Requirement – Output all of the data below exactly as given.

-- Start Material for the task --

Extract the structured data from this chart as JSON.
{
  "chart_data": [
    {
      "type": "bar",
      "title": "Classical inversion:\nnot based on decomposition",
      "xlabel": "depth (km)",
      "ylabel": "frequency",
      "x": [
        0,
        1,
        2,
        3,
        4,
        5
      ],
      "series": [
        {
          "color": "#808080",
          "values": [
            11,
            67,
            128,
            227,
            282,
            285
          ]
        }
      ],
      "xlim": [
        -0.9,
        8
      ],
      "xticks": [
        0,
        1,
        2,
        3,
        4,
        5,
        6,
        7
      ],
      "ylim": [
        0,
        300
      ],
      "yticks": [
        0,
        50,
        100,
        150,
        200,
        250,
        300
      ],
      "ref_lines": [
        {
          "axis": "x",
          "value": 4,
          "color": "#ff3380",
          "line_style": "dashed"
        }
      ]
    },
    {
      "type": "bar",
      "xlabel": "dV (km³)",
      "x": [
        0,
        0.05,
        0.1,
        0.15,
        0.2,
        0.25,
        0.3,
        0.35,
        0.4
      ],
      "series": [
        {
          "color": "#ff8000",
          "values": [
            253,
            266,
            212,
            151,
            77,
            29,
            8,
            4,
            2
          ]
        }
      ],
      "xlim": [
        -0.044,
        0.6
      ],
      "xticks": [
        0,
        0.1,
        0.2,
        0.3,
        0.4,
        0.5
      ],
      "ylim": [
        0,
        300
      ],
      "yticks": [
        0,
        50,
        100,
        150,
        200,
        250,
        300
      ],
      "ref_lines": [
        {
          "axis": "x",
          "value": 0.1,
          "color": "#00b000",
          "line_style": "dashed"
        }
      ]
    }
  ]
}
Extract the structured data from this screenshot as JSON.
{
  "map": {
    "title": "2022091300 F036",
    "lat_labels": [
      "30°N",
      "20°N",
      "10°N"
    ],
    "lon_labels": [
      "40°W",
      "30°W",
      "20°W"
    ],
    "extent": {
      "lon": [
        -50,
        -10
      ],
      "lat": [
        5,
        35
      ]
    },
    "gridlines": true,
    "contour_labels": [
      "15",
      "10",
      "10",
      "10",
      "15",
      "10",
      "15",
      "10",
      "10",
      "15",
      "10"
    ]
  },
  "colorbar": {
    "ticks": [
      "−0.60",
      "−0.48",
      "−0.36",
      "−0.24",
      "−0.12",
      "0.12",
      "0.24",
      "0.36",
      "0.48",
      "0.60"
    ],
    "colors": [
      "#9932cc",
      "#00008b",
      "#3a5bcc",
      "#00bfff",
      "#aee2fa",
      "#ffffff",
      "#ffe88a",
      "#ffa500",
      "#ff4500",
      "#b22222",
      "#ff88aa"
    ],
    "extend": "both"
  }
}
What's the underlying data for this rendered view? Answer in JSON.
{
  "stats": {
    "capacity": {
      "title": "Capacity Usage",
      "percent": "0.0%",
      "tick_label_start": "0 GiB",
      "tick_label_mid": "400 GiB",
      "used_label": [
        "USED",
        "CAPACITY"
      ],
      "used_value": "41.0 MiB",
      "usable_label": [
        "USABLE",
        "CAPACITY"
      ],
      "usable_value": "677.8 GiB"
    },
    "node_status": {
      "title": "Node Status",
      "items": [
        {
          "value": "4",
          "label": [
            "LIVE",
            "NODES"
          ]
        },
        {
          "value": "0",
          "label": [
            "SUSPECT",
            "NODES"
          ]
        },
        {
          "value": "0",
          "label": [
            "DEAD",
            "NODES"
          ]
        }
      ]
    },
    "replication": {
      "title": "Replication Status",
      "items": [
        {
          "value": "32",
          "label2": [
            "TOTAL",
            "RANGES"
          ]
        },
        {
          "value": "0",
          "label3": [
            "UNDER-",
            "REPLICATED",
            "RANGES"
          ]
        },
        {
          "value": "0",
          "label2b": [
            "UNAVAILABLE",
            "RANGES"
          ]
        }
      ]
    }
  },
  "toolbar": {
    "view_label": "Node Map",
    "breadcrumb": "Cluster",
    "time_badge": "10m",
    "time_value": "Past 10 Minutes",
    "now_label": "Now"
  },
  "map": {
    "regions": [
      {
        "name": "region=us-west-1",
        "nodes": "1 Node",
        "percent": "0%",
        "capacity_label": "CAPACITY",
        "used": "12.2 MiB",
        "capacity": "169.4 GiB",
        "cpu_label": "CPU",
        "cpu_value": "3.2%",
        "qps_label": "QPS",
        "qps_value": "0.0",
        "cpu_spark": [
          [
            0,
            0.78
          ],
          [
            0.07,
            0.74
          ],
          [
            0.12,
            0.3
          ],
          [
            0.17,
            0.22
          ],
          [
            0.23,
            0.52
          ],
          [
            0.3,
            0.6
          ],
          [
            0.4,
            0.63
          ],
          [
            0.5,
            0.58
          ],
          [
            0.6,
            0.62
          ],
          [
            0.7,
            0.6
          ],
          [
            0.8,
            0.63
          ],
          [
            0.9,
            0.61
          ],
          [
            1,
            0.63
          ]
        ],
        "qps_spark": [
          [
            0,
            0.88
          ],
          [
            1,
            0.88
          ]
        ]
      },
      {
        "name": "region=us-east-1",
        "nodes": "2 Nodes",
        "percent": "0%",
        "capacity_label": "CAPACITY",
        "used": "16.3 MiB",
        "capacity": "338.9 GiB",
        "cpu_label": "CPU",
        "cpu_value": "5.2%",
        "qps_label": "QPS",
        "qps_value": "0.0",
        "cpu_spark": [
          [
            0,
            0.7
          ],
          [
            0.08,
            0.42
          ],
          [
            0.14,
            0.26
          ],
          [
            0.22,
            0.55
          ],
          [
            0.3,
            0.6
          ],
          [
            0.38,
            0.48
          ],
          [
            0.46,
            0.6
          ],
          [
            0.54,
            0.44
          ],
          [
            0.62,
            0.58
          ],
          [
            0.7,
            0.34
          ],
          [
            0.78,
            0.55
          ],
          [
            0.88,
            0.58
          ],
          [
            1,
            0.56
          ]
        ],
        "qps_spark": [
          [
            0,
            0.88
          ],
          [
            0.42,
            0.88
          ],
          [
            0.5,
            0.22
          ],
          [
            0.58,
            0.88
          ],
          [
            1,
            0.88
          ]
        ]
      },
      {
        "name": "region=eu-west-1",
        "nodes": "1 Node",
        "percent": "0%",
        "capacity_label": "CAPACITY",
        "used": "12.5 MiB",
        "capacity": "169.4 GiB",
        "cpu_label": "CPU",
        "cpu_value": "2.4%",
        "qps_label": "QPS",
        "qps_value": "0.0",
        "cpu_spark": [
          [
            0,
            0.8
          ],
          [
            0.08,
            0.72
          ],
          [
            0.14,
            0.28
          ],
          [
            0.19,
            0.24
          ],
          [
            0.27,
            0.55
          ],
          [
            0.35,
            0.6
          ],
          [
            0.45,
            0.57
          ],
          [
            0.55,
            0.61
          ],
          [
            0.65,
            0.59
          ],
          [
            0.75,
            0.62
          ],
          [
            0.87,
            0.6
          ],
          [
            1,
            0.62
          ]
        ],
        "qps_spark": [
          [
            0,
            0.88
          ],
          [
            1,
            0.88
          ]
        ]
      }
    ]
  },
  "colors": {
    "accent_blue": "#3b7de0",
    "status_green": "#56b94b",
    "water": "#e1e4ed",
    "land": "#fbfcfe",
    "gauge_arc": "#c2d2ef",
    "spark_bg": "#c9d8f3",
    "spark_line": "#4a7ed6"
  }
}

-- End Material for the task --

Written response –
Extract the structured data from this chart as JSON.
{
  "chart_data": [
    {
      "type": "bar",
      "title": "Classical inversion:\nnot based on decomposition",
      "xlabel": "depth (km)",
      "ylabel": "frequency",
      "x": [
        0,
        1,
        2,
        3,
        4,
        5
      ],
      "series": [
        {
          "color": "#808080",
          "values": [
            11,
            67,
            128,
            227,
            282,
            285
          ]
        }
      ],
      "xlim": [
        -0.9,
        8
      ],
      "xticks": [
        0,
        1,
        2,
        3,
        4,
        5,
        6,
        7
      ],
      "ylim": [
        0,
        300
      ],
      "yticks": [
        0,
        50,
        100,
        150,
        200,
        250,
        300
      ],
      "ref_lines": [
        {
          "axis": "x",
          "value": 4,
          "color": "#ff3380",
          "line_style": "dashed"
        }
      ]
    },
    {
      "type": "bar",
      "xlabel": "dV (km³)",
      "x": [
        0,
        0.05,
        0.1,
        0.15,
        0.2,
        0.25,
        0.3,
        0.35,
        0.4
      ],
      "series": [
        {
          "color": "#ff8000",
          "values": [
            253,
            266,
            212,
            151,
            77,
            29,
            8,
            4,
            2
          ]
        }
      ],
      "xlim": [
        -0.044,
        0.6
      ],
      "xticks": [
        0,
        0.1,
        0.2,
        0.3,
        0.4,
        0.5
      ],
      "ylim": [
        0,
        300
      ],
      "yticks": [
        0,
        50,
        100,
        150,
        200,
        250,
        300
      ],
      "ref_lines": [
        {
          "axis": "x",
          "value": 0.1,
          "color": "#00b000",
          "line_style": "dashed"
        }
      ]
    }
  ]
}
Extract the structured data from this screenshot as JSON.
{
  "map": {
    "title": "2022091300 F036",
    "lat_labels": [
      "30°N",
      "20°N",
      "10°N"
    ],
    "lon_labels": [
      "40°W",
      "30°W",
      "20°W"
    ],
    "extent": {
      "lon": [
        -50,
        -10
      ],
      "lat": [
        5,
        35
      ]
    },
    "gridlines": true,
    "contour_labels": [
      "15",
      "10",
      "10",
      "10",
      "15",
      "10",
      "15",
      "10",
      "10",
      "15",
      "10"
    ]
  },
  "colorbar": {
    "ticks": [
      "−0.60",
      "−0.48",
      "−0.36",
      "−0.24",
      "−0.12",
      "0.12",
      "0.24",
      "0.36",
      "0.48",
      "0.60"
    ],
    "colors": [
      "#9932cc",
      "#00008b",
      "#3a5bcc",
      "#00bfff",
      "#aee2fa",
      "#ffffff",
      "#ffe88a",
      "#ffa500",
      "#ff4500",
      "#b22222",
      "#ff88aa"
    ],
    "extend": "both"
  }
}
What's the underlying data for this rendered view? Answer in JSON.
{
  "stats": {
    "capacity": {
      "title": "Capacity Usage",
      "percent": "0.0%",
      "tick_label_start": "0 GiB",
      "tick_label_mid": "400 GiB",
      "used_label": [
        "USED",
        "CAPACITY"
      ],
      "used_value": "41.0 MiB",
      "usable_label": [
        "USABLE",
        "CAPACITY"
      ],
      "usable_value": "677.8 GiB"
    },
    "node_status": {
      "title": "Node Status",
      "items": [
        {
          "value": "4",
          "label": [
            "LIVE",
            "NODES"
          ]
        },
        {
          "value": "0",
          "label": [
            "SUSPECT",
            "NODES"
          ]
        },
        {
          "value": "0",
          "label": [
            "DEAD",
            "NODES"
          ]
        }
      ]
    },
    "replication": {
      "title": "Replication Status",
      "items": [
        {
          "value": "32",
          "label2": [
            "TOTAL",
            "RANGES"
          ]
        },
        {
          "value": "0",
          "label3": [
            "UNDER-",
            "REPLICATED",
            "RANGES"
          ]
        },
        {
          "value": "0",
          "label2b": [
            "UNAVAILABLE",
            "RANGES"
          ]
        }
      ]
    }
  },
  "toolbar": {
    "view_label": "Node Map",
    "breadcrumb": "Cluster",
    "time_badge": "10m",
    "time_value": "Past 10 Minutes",
    "now_label": "Now"
  },
  "map": {
    "regions": [
      {
        "name": "region=us-west-1",
        "nodes": "1 Node",
        "percent": "0%",
        "capacity_label": "CAPACITY",
        "used": "12.2 MiB",
        "capacity": "169.4 GiB",
        "cpu_label": "CPU",
        "cpu_value": "3.2%",
        "qps_label": "QPS",
        "qps_value": "0.0",
        "cpu_spark": [
          [
            0,
            0.78
          ],
          [
            0.07,
            0.74
          ],
          [
            0.12,
            0.3
          ],
          [
            0.17,
            0.22
          ],
          [
            0.23,
            0.52
          ],
          [
            0.3,
            0.6
          ],
          [
            0.4,
            0.63
          ],
          [
            0.5,
            0.58
          ],
          [
            0.6,
            0.62
          ],
          [
            0.7,
            0.6
          ],
          [
            0.8,
            0.63
          ],
          [
            0.9,
            0.61
          ],
          [
            1,
            0.63
          ]
        ],
        "qps_spark": [
          [
            0,
            0.88
          ],
          [
            1,
            0.88
          ]
        ]
      },
      {
        "name": "region=us-east-1",
        "nodes": "2 Nodes",
        "percent": "0%",
        "capacity_label": "CAPACITY",
        "used": "16.3 MiB",
        "capacity": "338.9 GiB",
        "cpu_label": "CPU",
        "cpu_value": "5.2%",
        "qps_label": "QPS",
        "qps_value": "0.0",
        "cpu_spark": [
          [
            0,
            0.7
          ],
          [
            0.08,
            0.42
          ],
          [
            0.14,
            0.26
          ],
          [
            0.22,
            0.55
          ],
          [
            0.3,
            0.6
          ],
          [
            0.38,
            0.48
          ],
          [
            0.46,
            0.6
          ],
          [
            0.54,
            0.44
          ],
          [
            0.62,
            0.58
          ],
          [
            0.7,
            0.34
          ],
          [
            0.78,
            0.55
          ],
          [
            0.88,
            0.58
          ],
          [
            1,
            0.56
          ]
        ],
        "qps_spark": [
          [
            0,
            0.88
          ],
          [
            0.42,
            0.88
          ],
          [
            0.5,
            0.22
          ],
          [
            0.58,
            0.88
          ],
          [
            1,
            0.88
          ]
        ]
      },
      {
        "name": "region=eu-west-1",
        "nodes": "1 Node",
        "percent": "0%",
        "capacity_label": "CAPACITY",
        "used": "12.5 MiB",
        "capacity": "169.4 GiB",
        "cpu_label": "CPU",
        "cpu_value": "2.4%",
        "qps_label": "QPS",
        "qps_value": "0.0",
        "cpu_spark": [
          [
            0,
            0.8
          ],
          [
            0.08,
            0.72
          ],
          [
            0.14,
            0.28
          ],
          [
            0.19,
            0.24
          ],
          [
            0.27,
            0.55
          ],
          [
            0.35,
            0.6
          ],
          [
            0.45,
            0.57
          ],
          [
            0.55,
            0.61
          ],
          [
            0.65,
            0.59
          ],
          [
            0.75,
            0.62
          ],
          [
            0.87,
            0.6
          ],
          [
            1,
            0.62
          ]
        ],
        "qps_spark": [
          [
            0,
            0.88
          ],
          [
            1,
            0.88
          ]
        ]
      }
    ]
  },
  "colors": {
    "accent_blue": "#3b7de0",
    "status_green": "#56b94b",
    "water": "#e1e4ed",
    "land": "#fbfcfe",
    "gauge_arc": "#c2d2ef",
    "spark_bg": "#c9d8f3",
    "spark_line": "#4a7ed6"
  }
}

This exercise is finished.